Problem description →
Write out every line of the material exactly as it appears.

[Dataset entries]
┄┄┄┄┄┄
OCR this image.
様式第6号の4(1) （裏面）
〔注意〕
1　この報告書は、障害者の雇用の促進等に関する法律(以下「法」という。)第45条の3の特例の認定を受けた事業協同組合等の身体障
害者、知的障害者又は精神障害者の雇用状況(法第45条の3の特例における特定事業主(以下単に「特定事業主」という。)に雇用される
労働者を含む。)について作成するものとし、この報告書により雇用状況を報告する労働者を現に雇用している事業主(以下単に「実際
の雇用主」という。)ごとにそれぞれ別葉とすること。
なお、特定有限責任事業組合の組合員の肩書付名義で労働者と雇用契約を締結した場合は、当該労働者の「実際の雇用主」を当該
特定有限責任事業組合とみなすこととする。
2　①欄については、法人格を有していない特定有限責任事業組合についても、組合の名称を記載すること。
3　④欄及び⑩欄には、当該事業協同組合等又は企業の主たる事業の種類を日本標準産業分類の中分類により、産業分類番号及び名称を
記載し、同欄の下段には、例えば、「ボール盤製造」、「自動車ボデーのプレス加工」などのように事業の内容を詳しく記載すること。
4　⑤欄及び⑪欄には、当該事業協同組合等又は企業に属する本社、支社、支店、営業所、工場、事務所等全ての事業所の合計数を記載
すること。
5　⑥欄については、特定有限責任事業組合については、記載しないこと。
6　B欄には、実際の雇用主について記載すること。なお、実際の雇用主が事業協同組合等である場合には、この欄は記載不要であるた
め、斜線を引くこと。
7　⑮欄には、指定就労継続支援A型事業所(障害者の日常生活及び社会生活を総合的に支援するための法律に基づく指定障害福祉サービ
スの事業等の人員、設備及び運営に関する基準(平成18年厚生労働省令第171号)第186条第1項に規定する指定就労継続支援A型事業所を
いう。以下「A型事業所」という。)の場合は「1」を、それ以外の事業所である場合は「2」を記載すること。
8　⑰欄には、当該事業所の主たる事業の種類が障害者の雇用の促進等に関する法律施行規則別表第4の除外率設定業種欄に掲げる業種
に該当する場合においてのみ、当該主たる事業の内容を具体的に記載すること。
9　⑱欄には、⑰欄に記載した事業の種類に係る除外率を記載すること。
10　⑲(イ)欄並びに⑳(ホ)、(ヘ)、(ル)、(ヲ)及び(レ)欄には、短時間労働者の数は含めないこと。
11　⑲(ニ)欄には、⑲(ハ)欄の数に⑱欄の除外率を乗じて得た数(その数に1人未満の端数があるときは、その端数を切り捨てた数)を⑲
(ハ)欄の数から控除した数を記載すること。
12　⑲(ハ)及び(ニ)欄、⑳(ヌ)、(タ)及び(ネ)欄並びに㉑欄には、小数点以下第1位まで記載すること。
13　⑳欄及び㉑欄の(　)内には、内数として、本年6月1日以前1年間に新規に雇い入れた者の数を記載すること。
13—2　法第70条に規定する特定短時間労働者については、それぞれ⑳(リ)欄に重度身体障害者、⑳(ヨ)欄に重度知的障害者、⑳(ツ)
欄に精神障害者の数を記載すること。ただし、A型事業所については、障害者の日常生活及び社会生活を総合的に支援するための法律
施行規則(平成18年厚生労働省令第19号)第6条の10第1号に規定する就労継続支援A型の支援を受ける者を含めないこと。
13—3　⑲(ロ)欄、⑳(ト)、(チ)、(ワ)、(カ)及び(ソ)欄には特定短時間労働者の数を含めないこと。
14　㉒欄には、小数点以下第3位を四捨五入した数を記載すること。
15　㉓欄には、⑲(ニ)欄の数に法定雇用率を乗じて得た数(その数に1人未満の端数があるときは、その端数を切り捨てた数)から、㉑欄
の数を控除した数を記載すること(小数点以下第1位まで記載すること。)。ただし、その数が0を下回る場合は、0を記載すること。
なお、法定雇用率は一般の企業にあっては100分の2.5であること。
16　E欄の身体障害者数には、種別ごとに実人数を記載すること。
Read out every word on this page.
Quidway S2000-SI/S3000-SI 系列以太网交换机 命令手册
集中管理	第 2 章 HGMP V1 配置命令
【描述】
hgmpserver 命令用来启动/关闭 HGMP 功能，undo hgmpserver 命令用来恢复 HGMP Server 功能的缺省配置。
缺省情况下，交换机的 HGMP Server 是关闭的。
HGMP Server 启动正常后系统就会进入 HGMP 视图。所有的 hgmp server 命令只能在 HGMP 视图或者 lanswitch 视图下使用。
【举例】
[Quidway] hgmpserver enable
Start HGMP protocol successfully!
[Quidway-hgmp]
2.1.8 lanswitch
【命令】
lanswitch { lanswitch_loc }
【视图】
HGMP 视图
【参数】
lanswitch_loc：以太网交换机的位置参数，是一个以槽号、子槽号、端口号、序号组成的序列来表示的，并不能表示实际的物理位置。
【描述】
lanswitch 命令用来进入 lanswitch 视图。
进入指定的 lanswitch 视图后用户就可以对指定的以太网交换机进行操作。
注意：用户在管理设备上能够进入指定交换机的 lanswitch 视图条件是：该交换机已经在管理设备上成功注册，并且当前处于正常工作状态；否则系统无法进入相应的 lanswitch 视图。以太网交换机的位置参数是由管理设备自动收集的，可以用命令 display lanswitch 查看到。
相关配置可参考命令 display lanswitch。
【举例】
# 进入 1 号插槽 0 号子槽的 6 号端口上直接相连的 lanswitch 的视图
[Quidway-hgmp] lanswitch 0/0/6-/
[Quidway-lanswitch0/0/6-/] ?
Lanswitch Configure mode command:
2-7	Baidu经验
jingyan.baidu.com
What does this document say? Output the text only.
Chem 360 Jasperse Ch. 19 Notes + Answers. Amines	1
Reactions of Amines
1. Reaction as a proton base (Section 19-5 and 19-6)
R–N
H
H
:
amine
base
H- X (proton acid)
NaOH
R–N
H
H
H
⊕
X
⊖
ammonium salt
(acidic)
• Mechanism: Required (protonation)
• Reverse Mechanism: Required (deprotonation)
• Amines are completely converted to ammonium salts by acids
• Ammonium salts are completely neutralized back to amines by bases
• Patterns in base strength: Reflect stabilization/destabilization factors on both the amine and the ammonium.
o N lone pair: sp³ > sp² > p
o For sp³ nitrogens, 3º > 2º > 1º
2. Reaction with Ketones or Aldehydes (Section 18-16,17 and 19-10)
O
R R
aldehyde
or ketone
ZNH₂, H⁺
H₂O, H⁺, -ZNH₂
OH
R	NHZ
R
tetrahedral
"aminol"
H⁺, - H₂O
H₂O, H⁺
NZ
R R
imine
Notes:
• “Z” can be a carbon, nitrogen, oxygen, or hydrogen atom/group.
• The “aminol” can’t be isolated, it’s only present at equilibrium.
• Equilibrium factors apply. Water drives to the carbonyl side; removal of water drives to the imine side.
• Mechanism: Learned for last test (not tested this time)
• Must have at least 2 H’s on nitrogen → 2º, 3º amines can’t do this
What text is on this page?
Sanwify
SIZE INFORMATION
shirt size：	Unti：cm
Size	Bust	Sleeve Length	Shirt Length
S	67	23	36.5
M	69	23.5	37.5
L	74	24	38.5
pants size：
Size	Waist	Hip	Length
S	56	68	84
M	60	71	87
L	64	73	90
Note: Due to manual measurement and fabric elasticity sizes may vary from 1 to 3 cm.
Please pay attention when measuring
┄┄┄┄┄┄
The solution →
OCR this image.
様式第6号の4(1) （裏面）
〔注意〕
1　この報告書は、障害者の雇用の促進等に関する法律(以下「法」という。)第45条の3の特例の認定を受けた事業協同組合等の身体障
害者、知的障害者又は精神障害者の雇用状況(法第45条の3の特例における特定事業主(以下単に「特定事業主」という。)に雇用される
労働者を含む。)について作成するものとし、この報告書により雇用状況を報告する労働者を現に雇用している事業主(以下単に「実際
の雇用主」という。)ごとにそれぞれ別葉とすること。
なお、特定有限責任事業組合の組合員の肩書付名義で労働者と雇用契約を締結した場合は、当該労働者の「実際の雇用主」を当該
特定有限責任事業組合とみなすこととする。
2　①欄については、法人格を有していない特定有限責任事業組合についても、組合の名称を記載すること。
3　④欄及び⑩欄には、当該事業協同組合等又は企業の主たる事業の種類を日本標準産業分類の中分類により、産業分類番号及び名称を
記載し、同欄の下段には、例えば、「ボール盤製造」、「自動車ボデーのプレス加工」などのように事業の内容を詳しく記載すること。
4　⑤欄及び⑪欄には、当該事業協同組合等又は企業に属する本社、支社、支店、営業所、工場、事務所等全ての事業所の合計数を記載
すること。
5　⑥欄については、特定有限責任事業組合については、記載しないこと。
6　B欄には、実際の雇用主について記載すること。なお、実際の雇用主が事業協同組合等である場合には、この欄は記載不要であるた
め、斜線を引くこと。
7　⑮欄には、指定就労継続支援A型事業所(障害者の日常生活及び社会生活を総合的に支援するための法律に基づく指定障害福祉サービ
スの事業等の人員、設備及び運営に関する基準(平成18年厚生労働省令第171号)第186条第1項に規定する指定就労継続支援A型事業所を
いう。以下「A型事業所」という。)の場合は「1」を、それ以外の事業所である場合は「2」を記載すること。
8　⑰欄には、当該事業所の主たる事業の種類が障害者の雇用の促進等に関する法律施行規則別表第4の除外率設定業種欄に掲げる業種
に該当する場合においてのみ、当該主たる事業の内容を具体的に記載すること。
9　⑱欄には、⑰欄に記載した事業の種類に係る除外率を記載すること。
10　⑲(イ)欄並びに⑳(ホ)、(ヘ)、(ル)、(ヲ)及び(レ)欄には、短時間労働者の数は含めないこと。
11　⑲(ニ)欄には、⑲(ハ)欄の数に⑱欄の除外率を乗じて得た数(その数に1人未満の端数があるときは、その端数を切り捨てた数)を⑲
(ハ)欄の数から控除した数を記載すること。
12　⑲(ハ)及び(ニ)欄、⑳(ヌ)、(タ)及び(ネ)欄並びに㉑欄には、小数点以下第1位まで記載すること。
13　⑳欄及び㉑欄の(　)内には、内数として、本年6月1日以前1年間に新規に雇い入れた者の数を記載すること。
13—2　法第70条に規定する特定短時間労働者については、それぞれ⑳(リ)欄に重度身体障害者、⑳(ヨ)欄に重度知的障害者、⑳(ツ)
欄に精神障害者の数を記載すること。ただし、A型事業所については、障害者の日常生活及び社会生活を総合的に支援するための法律
施行規則(平成18年厚生労働省令第19号)第6条の10第1号に規定する就労継続支援A型の支援を受ける者を含めないこと。
13—3　⑲(ロ)欄、⑳(ト)、(チ)、(ワ)、(カ)及び(ソ)欄には特定短時間労働者の数を含めないこと。
14　㉒欄には、小数点以下第3位を四捨五入した数を記載すること。
15　㉓欄には、⑲(ニ)欄の数に法定雇用率を乗じて得た数(その数に1人未満の端数があるときは、その端数を切り捨てた数)から、㉑欄
の数を控除した数を記載すること(小数点以下第1位まで記載すること。)。ただし、その数が0を下回る場合は、0を記載すること。
なお、法定雇用率は一般の企業にあっては100分の2.5であること。
16　E欄の身体障害者数には、種別ごとに実人数を記載すること。
Read out every word on this page.
Quidway S2000-SI/S3000-SI 系列以太网交换机 命令手册
集中管理	第 2 章 HGMP V1 配置命令
【描述】
hgmpserver 命令用来启动/关闭 HGMP 功能，undo hgmpserver 命令用来恢复 HGMP Server 功能的缺省配置。
缺省情况下，交换机的 HGMP Server 是关闭的。
HGMP Server 启动正常后系统就会进入 HGMP 视图。所有的 hgmp server 命令只能在 HGMP 视图或者 lanswitch 视图下使用。
【举例】
[Quidway] hgmpserver enable
Start HGMP protocol successfully!
[Quidway-hgmp]
2.1.8 lanswitch
【命令】
lanswitch { lanswitch_loc }
【视图】
HGMP 视图
【参数】
lanswitch_loc：以太网交换机的位置参数，是一个以槽号、子槽号、端口号、序号组成的序列来表示的，并不能表示实际的物理位置。
【描述】
lanswitch 命令用来进入 lanswitch 视图。
进入指定的 lanswitch 视图后用户就可以对指定的以太网交换机进行操作。
注意：用户在管理设备上能够进入指定交换机的 lanswitch 视图条件是：该交换机已经在管理设备上成功注册，并且当前处于正常工作状态；否则系统无法进入相应的 lanswitch 视图。以太网交换机的位置参数是由管理设备自动收集的，可以用命令 display lanswitch 查看到。
相关配置可参考命令 display lanswitch。
【举例】
# 进入 1 号插槽 0 号子槽的 6 号端口上直接相连的 lanswitch 的视图
[Quidway-hgmp] lanswitch 0/0/6-/
[Quidway-lanswitch0/0/6-/] ?
Lanswitch Configure mode command:
2-7	Baidu经验
jingyan.baidu.com
What does this document say? Output the text only.
Chem 360 Jasperse Ch. 19 Notes + Answers. Amines	1
Reactions of Amines
1. Reaction as a proton base (Section 19-5 and 19-6)
R–N
H
H
:
amine
base
H- X (proton acid)
NaOH
R–N
H
H
H
⊕
X
⊖
ammonium salt
(acidic)
• Mechanism: Required (protonation)
• Reverse Mechanism: Required (deprotonation)
• Amines are completely converted to ammonium salts by acids
• Ammonium salts are completely neutralized back to amines by bases
• Patterns in base strength: Reflect stabilization/destabilization factors on both the amine and the ammonium.
o N lone pair: sp³ > sp² > p
o For sp³ nitrogens, 3º > 2º > 1º
2. Reaction with Ketones or Aldehydes (Section 18-16,17 and 19-10)
O
R R
aldehyde
or ketone
ZNH₂, H⁺
H₂O, H⁺, -ZNH₂
OH
R	NHZ
R
tetrahedral
"aminol"
H⁺, - H₂O
H₂O, H⁺
NZ
R R
imine
Notes:
• “Z” can be a carbon, nitrogen, oxygen, or hydrogen atom/group.
• The “aminol” can’t be isolated, it’s only present at equilibrium.
• Equilibrium factors apply. Water drives to the carbonyl side; removal of water drives to the imine side.
• Mechanism: Learned for last test (not tested this time)
• Must have at least 2 H’s on nitrogen → 2º, 3º amines can’t do this
What text is on this page?
Sanwify
SIZE INFORMATION
shirt size：	Unti：cm
Size	Bust	Sleeve Length	Shirt Length
S	67	23	36.5
M	69	23.5	37.5
L	74	24	38.5
pants size：
Size	Waist	Hip	Length
S	56	68	84
M	60	71	87
L	64	73	90
Note: Due to manual measurement and fabric elasticity sizes may vary from 1 to 3 cm.
Please pay attention when measuring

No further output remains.